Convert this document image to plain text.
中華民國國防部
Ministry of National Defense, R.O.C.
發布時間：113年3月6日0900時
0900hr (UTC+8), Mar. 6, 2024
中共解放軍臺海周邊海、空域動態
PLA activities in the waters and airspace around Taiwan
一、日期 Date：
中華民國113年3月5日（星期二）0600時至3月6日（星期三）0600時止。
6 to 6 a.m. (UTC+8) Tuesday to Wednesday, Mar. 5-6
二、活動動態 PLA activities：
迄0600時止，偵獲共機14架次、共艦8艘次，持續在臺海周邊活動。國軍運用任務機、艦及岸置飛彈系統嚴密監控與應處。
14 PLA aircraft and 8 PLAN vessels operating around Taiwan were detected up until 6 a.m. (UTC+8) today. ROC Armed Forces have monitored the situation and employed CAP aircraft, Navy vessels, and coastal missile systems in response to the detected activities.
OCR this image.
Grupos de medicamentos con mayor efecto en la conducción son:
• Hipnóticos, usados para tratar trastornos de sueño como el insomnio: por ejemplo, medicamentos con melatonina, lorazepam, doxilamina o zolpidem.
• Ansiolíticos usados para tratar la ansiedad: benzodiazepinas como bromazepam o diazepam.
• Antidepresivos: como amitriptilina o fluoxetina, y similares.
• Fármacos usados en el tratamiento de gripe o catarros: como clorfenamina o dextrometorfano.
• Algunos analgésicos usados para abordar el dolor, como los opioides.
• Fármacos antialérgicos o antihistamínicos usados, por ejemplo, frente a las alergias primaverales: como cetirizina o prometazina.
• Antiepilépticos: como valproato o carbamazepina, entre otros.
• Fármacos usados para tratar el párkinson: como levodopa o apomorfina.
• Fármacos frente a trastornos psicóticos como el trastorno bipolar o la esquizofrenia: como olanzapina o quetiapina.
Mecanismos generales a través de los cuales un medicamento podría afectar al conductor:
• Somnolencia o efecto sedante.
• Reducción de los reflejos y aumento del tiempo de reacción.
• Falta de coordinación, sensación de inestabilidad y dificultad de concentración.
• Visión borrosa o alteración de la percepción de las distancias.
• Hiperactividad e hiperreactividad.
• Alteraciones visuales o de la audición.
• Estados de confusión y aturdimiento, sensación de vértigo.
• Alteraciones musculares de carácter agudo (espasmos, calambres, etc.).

*OBJECTIVE*:
Extract the full set of entries word for word.

*THE RESULT*:
Convert this document image to plain text.
中華民國國防部
Ministry of National Defense, R.O.C.
發布時間：113年3月6日0900時
0900hr (UTC+8), Mar. 6, 2024
中共解放軍臺海周邊海、空域動態
PLA activities in the waters and airspace around Taiwan
一、日期 Date：
中華民國113年3月5日（星期二）0600時至3月6日（星期三）0600時止。
6 to 6 a.m. (UTC+8) Tuesday to Wednesday, Mar. 5-6
二、活動動態 PLA activities：
迄0600時止，偵獲共機14架次、共艦8艘次，持續在臺海周邊活動。國軍運用任務機、艦及岸置飛彈系統嚴密監控與應處。
14 PLA aircraft and 8 PLAN vessels operating around Taiwan were detected up until 6 a.m. (UTC+8) today. ROC Armed Forces have monitored the situation and employed CAP aircraft, Navy vessels, and coastal missile systems in response to the detected activities.
OCR this image.
Grupos de medicamentos con mayor efecto en la conducción son:
• Hipnóticos, usados para tratar trastornos de sueño como el insomnio: por ejemplo, medicamentos con melatonina, lorazepam, doxilamina o zolpidem.
• Ansiolíticos usados para tratar la ansiedad: benzodiazepinas como bromazepam o diazepam.
• Antidepresivos: como amitriptilina o fluoxetina, y similares.
• Fármacos usados en el tratamiento de gripe o catarros: como clorfenamina o dextrometorfano.
• Algunos analgésicos usados para abordar el dolor, como los opioides.
• Fármacos antialérgicos o antihistamínicos usados, por ejemplo, frente a las alergias primaverales: como cetirizina o prometazina.
• Antiepilépticos: como valproato o carbamazepina, entre otros.
• Fármacos usados para tratar el párkinson: como levodopa o apomorfina.
• Fármacos frente a trastornos psicóticos como el trastorno bipolar o la esquizofrenia: como olanzapina o quetiapina.
Mecanismos generales a través de los cuales un medicamento podría afectar al conductor:
• Somnolencia o efecto sedante.
• Reducción de los reflejos y aumento del tiempo de reacción.
• Falta de coordinación, sensación de inestabilidad y dificultad de concentración.
• Visión borrosa o alteración de la percepción de las distancias.
• Hiperactividad e hiperreactividad.
• Alteraciones visuales o de la audición.
• Estados de confusión y aturdimiento, sensación de vértigo.
• Alteraciones musculares de carácter agudo (espasmos, calambres, etc.).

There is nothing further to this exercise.